(Stored items from a collection)
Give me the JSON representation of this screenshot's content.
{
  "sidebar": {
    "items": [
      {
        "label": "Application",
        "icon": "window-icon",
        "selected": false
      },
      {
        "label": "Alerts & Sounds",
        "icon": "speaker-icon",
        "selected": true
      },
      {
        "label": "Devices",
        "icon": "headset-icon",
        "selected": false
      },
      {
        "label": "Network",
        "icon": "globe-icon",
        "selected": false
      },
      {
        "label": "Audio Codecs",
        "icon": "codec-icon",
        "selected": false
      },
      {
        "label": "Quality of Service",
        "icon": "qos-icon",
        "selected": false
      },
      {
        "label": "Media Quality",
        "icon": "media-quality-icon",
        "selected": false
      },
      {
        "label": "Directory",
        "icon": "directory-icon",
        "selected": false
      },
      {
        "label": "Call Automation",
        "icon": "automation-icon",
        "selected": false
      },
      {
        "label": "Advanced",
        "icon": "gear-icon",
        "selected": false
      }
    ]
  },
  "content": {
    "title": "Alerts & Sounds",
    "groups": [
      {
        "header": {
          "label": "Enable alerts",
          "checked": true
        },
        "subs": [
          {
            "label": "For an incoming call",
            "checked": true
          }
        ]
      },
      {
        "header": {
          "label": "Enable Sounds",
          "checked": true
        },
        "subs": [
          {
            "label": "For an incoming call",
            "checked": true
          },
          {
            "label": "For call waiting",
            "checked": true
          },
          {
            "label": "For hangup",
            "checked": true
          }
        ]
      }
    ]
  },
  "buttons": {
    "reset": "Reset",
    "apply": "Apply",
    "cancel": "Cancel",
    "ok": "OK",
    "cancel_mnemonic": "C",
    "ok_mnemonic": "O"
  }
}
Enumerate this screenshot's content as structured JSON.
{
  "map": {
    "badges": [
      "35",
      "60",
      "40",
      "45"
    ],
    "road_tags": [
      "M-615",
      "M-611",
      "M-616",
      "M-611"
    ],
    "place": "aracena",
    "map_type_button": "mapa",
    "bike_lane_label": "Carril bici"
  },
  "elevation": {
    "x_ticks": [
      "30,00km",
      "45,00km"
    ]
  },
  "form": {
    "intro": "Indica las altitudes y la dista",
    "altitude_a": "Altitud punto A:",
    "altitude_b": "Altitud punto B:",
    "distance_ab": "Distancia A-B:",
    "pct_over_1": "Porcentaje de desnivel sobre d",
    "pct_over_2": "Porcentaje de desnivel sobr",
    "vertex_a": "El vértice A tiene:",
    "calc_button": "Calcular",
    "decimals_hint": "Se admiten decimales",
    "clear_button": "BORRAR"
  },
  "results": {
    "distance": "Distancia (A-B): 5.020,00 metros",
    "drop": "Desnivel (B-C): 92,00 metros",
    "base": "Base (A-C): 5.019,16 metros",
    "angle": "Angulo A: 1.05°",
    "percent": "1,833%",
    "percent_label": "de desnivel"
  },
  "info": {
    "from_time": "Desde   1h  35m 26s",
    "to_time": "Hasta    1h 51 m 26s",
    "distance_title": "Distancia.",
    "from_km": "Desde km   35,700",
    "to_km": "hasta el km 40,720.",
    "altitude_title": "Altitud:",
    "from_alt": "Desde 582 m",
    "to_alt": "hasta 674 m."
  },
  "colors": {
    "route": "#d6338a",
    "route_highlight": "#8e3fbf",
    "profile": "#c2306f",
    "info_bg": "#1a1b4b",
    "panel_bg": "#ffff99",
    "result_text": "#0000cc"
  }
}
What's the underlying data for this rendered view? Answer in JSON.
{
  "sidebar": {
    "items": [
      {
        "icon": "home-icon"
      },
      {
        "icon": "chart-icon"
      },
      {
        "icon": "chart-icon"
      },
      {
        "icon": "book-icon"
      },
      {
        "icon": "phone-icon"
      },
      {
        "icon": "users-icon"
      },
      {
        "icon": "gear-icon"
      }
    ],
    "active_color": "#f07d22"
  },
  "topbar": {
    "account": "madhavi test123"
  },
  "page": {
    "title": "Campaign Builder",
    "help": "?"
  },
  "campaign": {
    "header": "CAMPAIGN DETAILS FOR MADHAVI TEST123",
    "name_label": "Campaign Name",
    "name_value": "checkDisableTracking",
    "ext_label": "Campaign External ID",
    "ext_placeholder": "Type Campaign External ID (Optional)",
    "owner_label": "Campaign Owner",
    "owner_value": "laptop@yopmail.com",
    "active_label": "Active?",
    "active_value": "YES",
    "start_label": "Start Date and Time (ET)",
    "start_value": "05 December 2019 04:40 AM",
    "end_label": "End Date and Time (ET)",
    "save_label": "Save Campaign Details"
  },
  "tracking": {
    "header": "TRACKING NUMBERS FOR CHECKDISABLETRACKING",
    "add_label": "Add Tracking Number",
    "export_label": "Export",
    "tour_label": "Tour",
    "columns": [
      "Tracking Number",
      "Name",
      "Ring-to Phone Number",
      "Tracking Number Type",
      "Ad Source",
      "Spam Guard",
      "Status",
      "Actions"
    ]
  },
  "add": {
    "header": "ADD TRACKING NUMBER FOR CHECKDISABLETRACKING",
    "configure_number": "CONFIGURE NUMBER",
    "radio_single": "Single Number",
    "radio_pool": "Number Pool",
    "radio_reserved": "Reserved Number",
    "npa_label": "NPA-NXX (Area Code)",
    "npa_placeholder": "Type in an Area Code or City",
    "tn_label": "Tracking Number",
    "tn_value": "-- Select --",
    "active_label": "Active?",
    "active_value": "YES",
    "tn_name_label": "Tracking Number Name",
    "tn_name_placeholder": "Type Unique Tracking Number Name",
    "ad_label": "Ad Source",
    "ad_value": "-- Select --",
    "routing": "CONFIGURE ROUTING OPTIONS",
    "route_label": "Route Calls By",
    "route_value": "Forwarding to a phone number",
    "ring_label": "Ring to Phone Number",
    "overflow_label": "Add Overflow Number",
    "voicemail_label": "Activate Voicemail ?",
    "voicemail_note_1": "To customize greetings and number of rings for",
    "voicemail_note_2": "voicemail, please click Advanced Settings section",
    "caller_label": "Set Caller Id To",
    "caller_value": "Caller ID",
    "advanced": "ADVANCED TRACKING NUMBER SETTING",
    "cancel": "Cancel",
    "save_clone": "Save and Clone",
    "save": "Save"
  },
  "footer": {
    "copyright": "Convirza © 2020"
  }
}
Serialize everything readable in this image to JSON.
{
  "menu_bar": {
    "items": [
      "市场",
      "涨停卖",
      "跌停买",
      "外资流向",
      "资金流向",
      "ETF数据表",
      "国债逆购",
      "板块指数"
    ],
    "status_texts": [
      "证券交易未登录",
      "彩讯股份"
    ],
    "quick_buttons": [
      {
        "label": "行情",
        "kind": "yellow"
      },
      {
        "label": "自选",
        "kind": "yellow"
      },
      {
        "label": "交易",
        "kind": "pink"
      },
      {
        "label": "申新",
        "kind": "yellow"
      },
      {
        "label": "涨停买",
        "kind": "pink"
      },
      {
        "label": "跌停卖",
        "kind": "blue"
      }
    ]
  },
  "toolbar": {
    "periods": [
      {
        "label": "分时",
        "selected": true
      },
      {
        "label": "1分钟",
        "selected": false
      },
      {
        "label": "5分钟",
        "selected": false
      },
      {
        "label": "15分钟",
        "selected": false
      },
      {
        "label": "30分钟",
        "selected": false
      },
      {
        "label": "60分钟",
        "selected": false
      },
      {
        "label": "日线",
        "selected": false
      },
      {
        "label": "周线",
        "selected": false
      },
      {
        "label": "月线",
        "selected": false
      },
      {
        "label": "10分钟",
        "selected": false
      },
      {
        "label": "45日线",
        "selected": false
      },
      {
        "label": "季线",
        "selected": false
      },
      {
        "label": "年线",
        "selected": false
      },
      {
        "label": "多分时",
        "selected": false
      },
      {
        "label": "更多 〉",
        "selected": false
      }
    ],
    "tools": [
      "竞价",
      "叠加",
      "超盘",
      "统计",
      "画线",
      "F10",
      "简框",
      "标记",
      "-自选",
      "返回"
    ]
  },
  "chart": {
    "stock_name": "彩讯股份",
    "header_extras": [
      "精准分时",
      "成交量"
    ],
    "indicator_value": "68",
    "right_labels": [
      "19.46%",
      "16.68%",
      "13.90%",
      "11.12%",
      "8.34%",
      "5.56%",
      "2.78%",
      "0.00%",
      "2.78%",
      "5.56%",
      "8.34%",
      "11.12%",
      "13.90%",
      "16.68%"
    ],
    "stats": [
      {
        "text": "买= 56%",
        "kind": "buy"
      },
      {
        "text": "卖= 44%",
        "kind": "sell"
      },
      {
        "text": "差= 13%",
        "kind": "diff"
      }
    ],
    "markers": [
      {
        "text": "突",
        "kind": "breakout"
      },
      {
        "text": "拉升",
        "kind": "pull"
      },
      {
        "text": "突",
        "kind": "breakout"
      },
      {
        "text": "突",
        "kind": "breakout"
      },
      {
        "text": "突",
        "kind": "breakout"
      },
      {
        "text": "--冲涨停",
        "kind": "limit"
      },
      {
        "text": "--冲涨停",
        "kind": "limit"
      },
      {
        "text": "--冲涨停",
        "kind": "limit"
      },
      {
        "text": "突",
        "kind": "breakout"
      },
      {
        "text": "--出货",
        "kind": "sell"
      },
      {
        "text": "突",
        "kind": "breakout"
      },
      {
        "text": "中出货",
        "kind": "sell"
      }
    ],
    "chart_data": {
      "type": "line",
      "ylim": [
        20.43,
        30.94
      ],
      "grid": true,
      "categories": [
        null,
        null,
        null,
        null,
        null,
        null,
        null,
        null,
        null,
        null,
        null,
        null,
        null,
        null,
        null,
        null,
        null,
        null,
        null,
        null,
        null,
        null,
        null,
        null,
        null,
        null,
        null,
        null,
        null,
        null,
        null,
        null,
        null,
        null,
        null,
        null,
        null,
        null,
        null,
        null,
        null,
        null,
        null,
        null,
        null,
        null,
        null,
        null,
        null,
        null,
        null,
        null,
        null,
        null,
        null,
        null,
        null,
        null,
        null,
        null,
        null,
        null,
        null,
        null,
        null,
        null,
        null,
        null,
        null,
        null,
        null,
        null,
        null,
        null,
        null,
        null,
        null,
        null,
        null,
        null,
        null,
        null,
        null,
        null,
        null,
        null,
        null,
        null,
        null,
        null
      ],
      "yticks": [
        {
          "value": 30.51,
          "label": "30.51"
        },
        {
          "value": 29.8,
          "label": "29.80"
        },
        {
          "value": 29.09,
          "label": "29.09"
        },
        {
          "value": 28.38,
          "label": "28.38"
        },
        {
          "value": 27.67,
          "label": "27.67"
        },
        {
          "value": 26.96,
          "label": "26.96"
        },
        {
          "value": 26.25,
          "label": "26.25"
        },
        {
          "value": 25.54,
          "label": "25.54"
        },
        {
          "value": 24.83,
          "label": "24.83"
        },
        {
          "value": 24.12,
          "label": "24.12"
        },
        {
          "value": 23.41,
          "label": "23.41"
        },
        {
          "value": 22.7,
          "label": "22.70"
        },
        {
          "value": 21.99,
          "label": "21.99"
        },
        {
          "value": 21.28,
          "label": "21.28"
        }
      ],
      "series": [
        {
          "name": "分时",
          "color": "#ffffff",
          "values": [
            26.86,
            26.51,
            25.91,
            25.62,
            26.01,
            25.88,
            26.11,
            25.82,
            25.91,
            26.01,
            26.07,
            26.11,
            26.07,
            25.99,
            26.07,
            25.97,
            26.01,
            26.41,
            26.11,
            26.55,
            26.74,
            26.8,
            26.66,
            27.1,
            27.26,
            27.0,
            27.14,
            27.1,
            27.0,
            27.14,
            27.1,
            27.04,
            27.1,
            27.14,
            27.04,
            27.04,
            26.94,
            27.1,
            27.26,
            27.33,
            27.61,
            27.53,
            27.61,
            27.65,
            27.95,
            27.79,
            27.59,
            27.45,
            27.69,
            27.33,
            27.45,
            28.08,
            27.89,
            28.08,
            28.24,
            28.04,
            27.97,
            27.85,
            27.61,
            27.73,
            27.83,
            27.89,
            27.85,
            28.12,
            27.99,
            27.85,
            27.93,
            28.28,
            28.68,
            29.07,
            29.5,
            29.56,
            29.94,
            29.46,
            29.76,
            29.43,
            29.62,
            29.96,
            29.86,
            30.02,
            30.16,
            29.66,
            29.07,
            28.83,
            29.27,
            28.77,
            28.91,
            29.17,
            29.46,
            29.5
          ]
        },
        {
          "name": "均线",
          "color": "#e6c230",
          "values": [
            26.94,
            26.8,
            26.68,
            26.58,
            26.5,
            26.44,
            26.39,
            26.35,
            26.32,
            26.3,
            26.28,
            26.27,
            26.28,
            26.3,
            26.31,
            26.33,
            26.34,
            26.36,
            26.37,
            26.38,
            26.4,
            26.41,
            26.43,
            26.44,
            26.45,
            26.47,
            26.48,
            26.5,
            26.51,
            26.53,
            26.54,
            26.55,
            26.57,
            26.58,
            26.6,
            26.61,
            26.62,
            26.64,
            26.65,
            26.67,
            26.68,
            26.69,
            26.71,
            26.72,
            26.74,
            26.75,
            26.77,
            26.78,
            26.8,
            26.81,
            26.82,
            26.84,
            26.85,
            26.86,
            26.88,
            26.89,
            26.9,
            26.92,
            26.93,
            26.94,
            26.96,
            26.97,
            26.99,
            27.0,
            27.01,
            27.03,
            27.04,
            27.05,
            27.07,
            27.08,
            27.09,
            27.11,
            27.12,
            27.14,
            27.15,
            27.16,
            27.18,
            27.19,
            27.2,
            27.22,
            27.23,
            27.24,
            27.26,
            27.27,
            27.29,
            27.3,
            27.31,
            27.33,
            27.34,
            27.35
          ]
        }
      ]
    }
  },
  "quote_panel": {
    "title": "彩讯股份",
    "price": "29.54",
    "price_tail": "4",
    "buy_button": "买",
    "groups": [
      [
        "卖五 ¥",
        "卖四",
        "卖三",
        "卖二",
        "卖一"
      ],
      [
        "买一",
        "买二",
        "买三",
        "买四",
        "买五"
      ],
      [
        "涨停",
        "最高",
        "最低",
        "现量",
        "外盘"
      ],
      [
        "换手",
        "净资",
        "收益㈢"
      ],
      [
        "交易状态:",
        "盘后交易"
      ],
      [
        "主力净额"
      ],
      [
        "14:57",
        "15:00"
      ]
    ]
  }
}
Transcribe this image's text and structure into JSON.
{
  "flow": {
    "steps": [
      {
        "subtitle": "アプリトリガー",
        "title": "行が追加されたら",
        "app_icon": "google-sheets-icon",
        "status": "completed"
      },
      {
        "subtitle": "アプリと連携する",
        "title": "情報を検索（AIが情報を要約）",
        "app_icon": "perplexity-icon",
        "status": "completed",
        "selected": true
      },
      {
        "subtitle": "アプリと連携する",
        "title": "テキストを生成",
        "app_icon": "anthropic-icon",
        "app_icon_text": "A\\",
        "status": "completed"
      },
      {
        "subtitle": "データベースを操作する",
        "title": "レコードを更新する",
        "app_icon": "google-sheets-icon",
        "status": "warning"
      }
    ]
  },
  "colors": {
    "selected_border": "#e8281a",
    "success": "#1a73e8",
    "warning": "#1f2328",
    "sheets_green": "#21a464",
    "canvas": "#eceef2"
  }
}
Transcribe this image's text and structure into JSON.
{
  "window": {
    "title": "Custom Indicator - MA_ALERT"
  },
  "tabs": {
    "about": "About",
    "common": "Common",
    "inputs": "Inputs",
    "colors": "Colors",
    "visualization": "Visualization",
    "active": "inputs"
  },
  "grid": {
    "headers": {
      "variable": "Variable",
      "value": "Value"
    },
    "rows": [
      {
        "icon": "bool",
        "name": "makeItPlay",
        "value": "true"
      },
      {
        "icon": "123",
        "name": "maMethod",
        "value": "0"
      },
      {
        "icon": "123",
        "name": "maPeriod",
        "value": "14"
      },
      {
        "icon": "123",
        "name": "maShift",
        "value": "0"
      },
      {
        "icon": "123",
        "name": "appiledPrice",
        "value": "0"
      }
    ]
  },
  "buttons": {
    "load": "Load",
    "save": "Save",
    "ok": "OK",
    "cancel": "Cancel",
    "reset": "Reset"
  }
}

# TASK INSTRUCTIONS
Extract all lines that hold the word "Caller".

# TASK OUTPUT
    "caller_label": "Set Caller Id To",
    "caller_value": "Caller ID",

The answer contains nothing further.